**Exercise description**
Your task is to print the material below exactly as presented.

**Data excerpts**
>>

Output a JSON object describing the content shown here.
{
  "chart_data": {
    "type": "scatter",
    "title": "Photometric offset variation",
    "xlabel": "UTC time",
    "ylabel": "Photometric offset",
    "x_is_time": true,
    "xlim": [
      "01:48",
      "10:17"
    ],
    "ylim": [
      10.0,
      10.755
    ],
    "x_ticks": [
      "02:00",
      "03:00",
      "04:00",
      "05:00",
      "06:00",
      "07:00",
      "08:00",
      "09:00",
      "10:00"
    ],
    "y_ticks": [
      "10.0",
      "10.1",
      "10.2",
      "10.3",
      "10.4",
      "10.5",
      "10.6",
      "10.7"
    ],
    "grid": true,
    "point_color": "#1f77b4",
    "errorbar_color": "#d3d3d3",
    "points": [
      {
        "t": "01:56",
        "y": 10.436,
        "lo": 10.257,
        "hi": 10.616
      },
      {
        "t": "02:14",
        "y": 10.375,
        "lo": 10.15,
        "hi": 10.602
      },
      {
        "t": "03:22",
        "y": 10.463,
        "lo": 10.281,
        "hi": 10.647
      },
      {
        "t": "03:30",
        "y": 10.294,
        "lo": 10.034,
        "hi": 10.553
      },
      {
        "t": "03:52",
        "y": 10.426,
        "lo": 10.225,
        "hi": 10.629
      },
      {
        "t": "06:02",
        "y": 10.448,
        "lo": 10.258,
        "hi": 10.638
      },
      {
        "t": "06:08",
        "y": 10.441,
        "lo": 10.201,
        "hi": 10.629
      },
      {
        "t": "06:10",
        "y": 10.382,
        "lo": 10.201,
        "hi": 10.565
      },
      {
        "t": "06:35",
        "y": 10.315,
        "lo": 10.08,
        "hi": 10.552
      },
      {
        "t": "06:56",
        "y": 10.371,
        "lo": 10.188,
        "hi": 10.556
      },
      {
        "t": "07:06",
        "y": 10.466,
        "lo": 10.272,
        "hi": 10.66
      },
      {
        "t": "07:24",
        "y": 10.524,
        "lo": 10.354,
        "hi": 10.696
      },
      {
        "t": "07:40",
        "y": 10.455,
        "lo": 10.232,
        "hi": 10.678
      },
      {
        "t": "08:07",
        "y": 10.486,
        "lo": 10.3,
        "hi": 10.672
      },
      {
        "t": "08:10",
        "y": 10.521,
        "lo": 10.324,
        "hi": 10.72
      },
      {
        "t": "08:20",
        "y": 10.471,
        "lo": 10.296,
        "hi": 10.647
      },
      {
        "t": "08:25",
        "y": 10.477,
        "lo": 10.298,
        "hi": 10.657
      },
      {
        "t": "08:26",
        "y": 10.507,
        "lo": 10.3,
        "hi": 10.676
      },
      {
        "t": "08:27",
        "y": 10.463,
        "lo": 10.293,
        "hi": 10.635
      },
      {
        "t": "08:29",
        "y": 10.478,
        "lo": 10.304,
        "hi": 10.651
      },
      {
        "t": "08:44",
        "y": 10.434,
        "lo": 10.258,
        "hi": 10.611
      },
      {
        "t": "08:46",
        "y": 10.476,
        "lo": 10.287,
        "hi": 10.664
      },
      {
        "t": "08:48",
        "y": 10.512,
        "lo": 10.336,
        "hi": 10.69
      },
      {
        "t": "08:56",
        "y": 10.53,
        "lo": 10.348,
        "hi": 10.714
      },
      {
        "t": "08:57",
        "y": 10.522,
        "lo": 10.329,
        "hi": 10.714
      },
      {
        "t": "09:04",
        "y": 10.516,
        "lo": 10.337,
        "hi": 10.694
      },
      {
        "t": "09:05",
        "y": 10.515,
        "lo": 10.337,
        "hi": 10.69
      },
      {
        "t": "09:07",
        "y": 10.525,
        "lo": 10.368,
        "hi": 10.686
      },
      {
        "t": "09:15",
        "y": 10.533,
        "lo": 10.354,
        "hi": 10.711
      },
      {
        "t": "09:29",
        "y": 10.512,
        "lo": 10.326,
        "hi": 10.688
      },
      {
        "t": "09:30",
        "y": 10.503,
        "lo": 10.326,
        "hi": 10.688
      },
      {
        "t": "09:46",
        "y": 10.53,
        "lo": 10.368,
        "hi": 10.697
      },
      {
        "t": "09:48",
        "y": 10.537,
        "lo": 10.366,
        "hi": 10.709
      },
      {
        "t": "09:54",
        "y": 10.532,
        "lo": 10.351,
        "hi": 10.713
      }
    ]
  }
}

<<

**Reply**
Output a JSON object describing the content shown here.
{
  "chart_data": {
    "type": "scatter",
    "title": "Photometric offset variation",
    "xlabel": "UTC time",
    "ylabel": "Photometric offset",
    "x_is_time": true,
    "xlim": [
      "01:48",
      "10:17"
    ],
    "ylim": [
      10.0,
      10.755
    ],
    "x_ticks": [
      "02:00",
      "03:00",
      "04:00",
      "05:00",
      "06:00",
      "07:00",
      "08:00",
      "09:00",
      "10:00"
    ],
    "y_ticks": [
      "10.0",
      "10.1",
      "10.2",
      "10.3",
      "10.4",
      "10.5",
      "10.6",
      "10.7"
    ],
    "grid": true,
    "point_color": "#1f77b4",
    "errorbar_color": "#d3d3d3",
    "points": [
      {
        "t": "01:56",
        "y": 10.436,
        "lo": 10.257,
        "hi": 10.616
      },
      {
        "t": "02:14",
        "y": 10.375,
        "lo": 10.15,
        "hi": 10.602
      },
      {
        "t": "03:22",
        "y": 10.463,
        "lo": 10.281,
        "hi": 10.647
      },
      {
        "t": "03:30",
        "y": 10.294,
        "lo": 10.034,
        "hi": 10.553
      },
      {
        "t": "03:52",
        "y": 10.426,
        "lo": 10.225,
        "hi": 10.629
      },
      {
        "t": "06:02",
        "y": 10.448,
        "lo": 10.258,
        "hi": 10.638
      },
      {
        "t": "06:08",
        "y": 10.441,
        "lo": 10.201,
        "hi": 10.629
      },
      {
        "t": "06:10",
        "y": 10.382,
        "lo": 10.201,
        "hi": 10.565
      },
      {
        "t": "06:35",
        "y": 10.315,
        "lo": 10.08,
        "hi": 10.552
      },
      {
        "t": "06:56",
        "y": 10.371,
        "lo": 10.188,
        "hi": 10.556
      },
      {
        "t": "07:06",
        "y": 10.466,
        "lo": 10.272,
        "hi": 10.66
      },
      {
        "t": "07:24",
        "y": 10.524,
        "lo": 10.354,
        "hi": 10.696
      },
      {
        "t": "07:40",
        "y": 10.455,
        "lo": 10.232,
        "hi": 10.678
      },
      {
        "t": "08:07",
        "y": 10.486,
        "lo": 10.3,
        "hi": 10.672
      },
      {
        "t": "08:10",
        "y": 10.521,
        "lo": 10.324,
        "hi": 10.72
      },
      {
        "t": "08:20",
        "y": 10.471,
        "lo": 10.296,
        "hi": 10.647
      },
      {
        "t": "08:25",
        "y": 10.477,
        "lo": 10.298,
        "hi": 10.657
      },
      {
        "t": "08:26",
        "y": 10.507,
        "lo": 10.3,
        "hi": 10.676
      },
      {
        "t": "08:27",
        "y": 10.463,
        "lo": 10.293,
        "hi": 10.635
      },
      {
        "t": "08:29",
        "y": 10.478,
        "lo": 10.304,
        "hi": 10.651
      },
      {
        "t": "08:44",
        "y": 10.434,
        "lo": 10.258,
        "hi": 10.611
      },
      {
        "t": "08:46",
        "y": 10.476,
        "lo": 10.287,
        "hi": 10.664
      },
      {
        "t": "08:48",
        "y": 10.512,
        "lo": 10.336,
        "hi": 10.69
      },
      {
        "t": "08:56",
        "y": 10.53,
        "lo": 10.348,
        "hi": 10.714
      },
      {
        "t": "08:57",
        "y": 10.522,
        "lo": 10.329,
        "hi": 10.714
      },
      {
        "t": "09:04",
        "y": 10.516,
        "lo": 10.337,
        "hi": 10.694
      },
      {
        "t": "09:05",
        "y": 10.515,
        "lo": 10.337,
        "hi": 10.69
      },
      {
        "t": "09:07",
        "y": 10.525,
        "lo": 10.368,
        "hi": 10.686
      },
      {
        "t": "09:15",
        "y": 10.533,
        "lo": 10.354,
        "hi": 10.711
      },
      {
        "t": "09:29",
        "y": 10.512,
        "lo": 10.326,
        "hi": 10.688
      },
      {
        "t": "09:30",
        "y": 10.503,
        "lo": 10.326,
        "hi": 10.688
      },
      {
        "t": "09:46",
        "y": 10.53,
        "lo": 10.368,
        "hi": 10.697
      },
      {
        "t": "09:48",
        "y": 10.537,
        "lo": 10.366,
        "hi": 10.709
      },
      {
        "t": "09:54",
        "y": 10.532,
        "lo": 10.351,
        "hi": 10.713
      }
    ]
  }
}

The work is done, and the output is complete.